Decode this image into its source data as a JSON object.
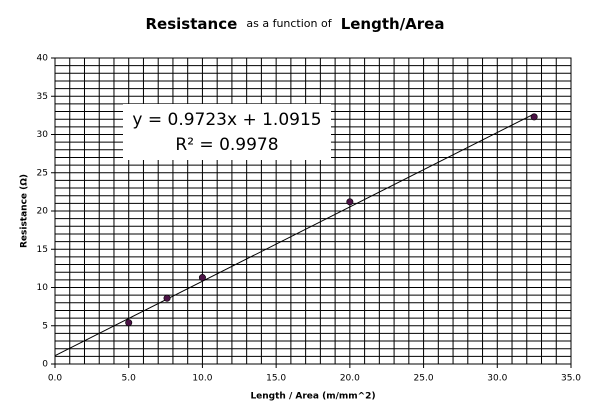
{
  "chart_data": {
    "type": "scatter",
    "title": [
      "Resistance",
      "as a function of",
      "Length/Area"
    ],
    "x_label": "Length / Area (m/mm^2)",
    "y_label": "Resistance (Ω)",
    "series": [
      {
        "name": "Resistance",
        "color": "#4b1245",
        "x": [
          5,
          7.6,
          10,
          20,
          32.5
        ],
        "values": [
          5.4,
          8.6,
          11.3,
          21.2,
          32.3
        ]
      }
    ],
    "trendline": {
      "slope": 0.9723,
      "intercept": 1.0915,
      "equation": "y = 0.9723x + 1.0915",
      "r_squared_label": "R² = 0.9978"
    },
    "xlim": [
      0,
      35
    ],
    "xticks": [
      {
        "value": 0,
        "label": "0.0"
      },
      {
        "value": 5,
        "label": "5.0"
      },
      {
        "value": 10,
        "label": "10.0"
      },
      {
        "value": 15,
        "label": "15.0"
      },
      {
        "value": 20,
        "label": "20.0"
      },
      {
        "value": 25,
        "label": "25.0"
      },
      {
        "value": 30,
        "label": "30.0"
      },
      {
        "value": 35,
        "label": "35.0"
      }
    ],
    "ylim": [
      0,
      40
    ],
    "yticks": [
      0,
      5,
      10,
      15,
      20,
      25,
      30,
      35,
      40
    ],
    "grid": true,
    "minor_grid_step_x": 1,
    "minor_grid_step_y": 1
  }
}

● Required work
Gather each line of the listing containing the word "Length" and show it.

● Full answer
      "Length/Area"
    "x_label": "Length / Area (m/mm^2)",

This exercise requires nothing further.